- **Exercise instructions**: Pick out each line containing the string "Xbar".

[Structured figure records]
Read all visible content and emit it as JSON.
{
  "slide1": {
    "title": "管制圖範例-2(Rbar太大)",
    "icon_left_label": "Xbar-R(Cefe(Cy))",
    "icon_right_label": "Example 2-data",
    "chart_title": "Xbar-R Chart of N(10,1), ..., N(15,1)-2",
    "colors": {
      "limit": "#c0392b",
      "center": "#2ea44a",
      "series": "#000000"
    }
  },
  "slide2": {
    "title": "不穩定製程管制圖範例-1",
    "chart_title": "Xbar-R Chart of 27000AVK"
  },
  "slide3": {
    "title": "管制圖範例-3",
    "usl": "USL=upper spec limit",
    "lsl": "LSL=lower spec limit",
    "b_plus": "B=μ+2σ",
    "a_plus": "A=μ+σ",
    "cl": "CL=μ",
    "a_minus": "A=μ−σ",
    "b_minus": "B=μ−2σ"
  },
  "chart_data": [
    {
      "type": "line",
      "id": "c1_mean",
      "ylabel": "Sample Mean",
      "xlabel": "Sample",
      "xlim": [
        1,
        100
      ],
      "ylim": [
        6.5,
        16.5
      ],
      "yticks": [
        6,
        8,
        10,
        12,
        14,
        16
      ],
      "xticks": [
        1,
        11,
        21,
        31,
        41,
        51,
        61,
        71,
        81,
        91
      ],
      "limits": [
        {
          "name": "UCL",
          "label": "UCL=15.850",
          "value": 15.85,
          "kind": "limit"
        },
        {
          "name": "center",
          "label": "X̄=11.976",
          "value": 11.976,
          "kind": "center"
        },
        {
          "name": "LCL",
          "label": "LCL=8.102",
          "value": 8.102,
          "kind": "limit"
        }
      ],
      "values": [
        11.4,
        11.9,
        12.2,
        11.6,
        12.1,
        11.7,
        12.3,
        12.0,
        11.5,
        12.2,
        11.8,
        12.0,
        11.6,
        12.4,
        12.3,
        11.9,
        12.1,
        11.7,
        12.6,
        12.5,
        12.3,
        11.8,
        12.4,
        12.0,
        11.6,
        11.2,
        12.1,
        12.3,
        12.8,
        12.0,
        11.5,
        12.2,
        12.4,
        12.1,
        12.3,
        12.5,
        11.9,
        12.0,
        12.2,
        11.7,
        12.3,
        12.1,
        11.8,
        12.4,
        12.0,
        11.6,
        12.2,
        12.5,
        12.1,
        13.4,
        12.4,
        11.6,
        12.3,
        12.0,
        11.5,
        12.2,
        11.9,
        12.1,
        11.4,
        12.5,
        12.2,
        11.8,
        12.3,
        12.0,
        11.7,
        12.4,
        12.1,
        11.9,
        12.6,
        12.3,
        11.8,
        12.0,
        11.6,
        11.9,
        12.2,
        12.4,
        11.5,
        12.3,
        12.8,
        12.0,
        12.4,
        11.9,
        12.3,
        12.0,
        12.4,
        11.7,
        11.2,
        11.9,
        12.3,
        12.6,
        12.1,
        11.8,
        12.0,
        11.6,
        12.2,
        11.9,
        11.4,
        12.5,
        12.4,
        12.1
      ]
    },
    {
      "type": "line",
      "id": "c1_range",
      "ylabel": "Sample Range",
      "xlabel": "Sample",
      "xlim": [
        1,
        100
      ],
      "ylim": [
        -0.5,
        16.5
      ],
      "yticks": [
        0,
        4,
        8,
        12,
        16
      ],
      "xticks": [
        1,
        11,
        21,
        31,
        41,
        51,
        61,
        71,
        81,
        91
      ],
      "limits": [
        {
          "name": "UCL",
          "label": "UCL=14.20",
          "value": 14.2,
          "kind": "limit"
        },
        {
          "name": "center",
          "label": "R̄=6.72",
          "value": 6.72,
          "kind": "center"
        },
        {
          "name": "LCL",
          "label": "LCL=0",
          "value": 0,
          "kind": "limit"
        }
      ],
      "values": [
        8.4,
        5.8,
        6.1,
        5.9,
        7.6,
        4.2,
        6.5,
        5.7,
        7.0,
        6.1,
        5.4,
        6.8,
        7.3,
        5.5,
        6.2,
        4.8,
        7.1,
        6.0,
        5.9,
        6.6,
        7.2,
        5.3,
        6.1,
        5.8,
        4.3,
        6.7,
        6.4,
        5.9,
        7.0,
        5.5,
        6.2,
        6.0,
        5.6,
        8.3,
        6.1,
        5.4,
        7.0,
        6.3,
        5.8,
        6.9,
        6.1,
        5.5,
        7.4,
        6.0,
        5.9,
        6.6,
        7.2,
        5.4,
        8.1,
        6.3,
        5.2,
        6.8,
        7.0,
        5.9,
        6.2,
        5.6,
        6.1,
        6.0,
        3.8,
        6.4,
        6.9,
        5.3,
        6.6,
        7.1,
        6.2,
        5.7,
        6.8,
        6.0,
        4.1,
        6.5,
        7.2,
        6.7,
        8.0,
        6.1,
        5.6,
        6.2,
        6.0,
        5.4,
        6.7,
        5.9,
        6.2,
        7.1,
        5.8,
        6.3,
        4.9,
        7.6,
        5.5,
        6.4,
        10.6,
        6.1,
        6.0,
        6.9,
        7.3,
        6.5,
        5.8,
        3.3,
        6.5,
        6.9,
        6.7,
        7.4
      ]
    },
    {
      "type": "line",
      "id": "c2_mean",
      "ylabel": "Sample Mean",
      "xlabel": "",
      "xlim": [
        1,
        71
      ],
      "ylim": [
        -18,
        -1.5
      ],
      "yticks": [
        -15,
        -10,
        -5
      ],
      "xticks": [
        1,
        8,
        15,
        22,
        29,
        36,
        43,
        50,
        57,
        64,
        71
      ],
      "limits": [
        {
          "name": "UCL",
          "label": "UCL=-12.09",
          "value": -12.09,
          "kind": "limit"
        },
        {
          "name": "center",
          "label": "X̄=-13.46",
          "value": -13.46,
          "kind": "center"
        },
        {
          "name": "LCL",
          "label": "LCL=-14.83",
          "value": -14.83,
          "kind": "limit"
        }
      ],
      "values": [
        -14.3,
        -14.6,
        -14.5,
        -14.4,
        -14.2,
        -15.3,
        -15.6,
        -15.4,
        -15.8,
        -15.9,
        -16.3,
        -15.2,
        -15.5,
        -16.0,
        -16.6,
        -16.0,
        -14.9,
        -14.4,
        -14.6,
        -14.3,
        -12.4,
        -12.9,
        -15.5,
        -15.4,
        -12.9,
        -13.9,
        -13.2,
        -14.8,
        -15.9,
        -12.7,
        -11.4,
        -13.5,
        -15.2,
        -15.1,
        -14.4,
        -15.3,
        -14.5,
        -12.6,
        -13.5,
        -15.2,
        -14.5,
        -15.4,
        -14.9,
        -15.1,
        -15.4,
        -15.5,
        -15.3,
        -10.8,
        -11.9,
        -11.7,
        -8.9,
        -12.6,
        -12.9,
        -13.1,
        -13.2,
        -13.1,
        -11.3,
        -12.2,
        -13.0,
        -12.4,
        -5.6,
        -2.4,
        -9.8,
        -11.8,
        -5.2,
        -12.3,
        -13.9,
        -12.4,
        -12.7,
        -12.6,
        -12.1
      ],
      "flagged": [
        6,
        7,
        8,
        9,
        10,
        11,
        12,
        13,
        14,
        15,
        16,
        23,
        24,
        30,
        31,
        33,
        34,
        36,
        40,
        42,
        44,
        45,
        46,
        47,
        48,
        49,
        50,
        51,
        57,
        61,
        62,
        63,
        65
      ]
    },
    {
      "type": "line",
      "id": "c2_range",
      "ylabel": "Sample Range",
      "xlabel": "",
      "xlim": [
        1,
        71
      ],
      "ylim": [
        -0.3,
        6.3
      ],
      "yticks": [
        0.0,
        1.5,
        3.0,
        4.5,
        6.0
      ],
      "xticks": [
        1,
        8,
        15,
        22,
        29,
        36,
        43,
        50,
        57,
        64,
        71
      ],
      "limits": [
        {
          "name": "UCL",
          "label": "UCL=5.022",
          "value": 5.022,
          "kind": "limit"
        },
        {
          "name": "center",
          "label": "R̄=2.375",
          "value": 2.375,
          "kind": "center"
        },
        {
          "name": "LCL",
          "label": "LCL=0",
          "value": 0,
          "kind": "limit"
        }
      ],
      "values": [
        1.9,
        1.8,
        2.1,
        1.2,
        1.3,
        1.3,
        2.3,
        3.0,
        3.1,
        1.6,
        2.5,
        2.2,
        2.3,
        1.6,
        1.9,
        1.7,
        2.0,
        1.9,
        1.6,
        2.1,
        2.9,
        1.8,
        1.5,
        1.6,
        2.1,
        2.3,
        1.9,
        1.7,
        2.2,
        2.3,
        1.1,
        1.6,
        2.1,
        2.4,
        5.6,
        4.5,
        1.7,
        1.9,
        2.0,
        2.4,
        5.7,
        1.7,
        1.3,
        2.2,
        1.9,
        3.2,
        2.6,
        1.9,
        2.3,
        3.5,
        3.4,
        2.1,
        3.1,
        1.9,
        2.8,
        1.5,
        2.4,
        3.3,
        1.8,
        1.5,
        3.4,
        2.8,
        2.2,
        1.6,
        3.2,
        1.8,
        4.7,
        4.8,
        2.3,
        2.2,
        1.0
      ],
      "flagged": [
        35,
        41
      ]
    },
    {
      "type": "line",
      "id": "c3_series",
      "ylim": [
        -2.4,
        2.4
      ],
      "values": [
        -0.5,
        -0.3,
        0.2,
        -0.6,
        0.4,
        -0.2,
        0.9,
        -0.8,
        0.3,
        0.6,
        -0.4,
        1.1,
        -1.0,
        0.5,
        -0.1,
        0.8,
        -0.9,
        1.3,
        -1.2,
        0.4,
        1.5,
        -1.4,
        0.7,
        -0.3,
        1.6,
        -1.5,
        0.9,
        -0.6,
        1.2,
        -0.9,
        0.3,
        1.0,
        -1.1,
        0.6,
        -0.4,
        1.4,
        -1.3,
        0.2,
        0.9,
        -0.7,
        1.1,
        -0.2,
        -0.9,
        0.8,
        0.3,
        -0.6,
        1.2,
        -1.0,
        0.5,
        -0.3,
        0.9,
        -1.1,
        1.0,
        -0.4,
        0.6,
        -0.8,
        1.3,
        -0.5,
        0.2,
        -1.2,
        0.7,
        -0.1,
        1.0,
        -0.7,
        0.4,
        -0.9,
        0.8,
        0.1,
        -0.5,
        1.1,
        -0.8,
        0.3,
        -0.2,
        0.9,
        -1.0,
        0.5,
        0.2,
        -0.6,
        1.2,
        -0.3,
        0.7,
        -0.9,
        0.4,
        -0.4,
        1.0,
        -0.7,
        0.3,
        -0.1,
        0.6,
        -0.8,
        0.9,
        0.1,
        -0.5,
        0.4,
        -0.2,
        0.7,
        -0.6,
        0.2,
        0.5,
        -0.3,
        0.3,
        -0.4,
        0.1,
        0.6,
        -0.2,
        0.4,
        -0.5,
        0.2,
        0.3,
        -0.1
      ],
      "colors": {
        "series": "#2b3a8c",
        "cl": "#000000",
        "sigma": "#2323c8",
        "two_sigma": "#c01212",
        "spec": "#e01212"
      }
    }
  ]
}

- **Answer**:
    "icon_left_label": "Xbar-R(Cefe(Cy))",
    "chart_title": "Xbar-R Chart of N(10,1), ..., N(15,1)-2",
    "chart_title": "Xbar-R Chart of 27000AVK"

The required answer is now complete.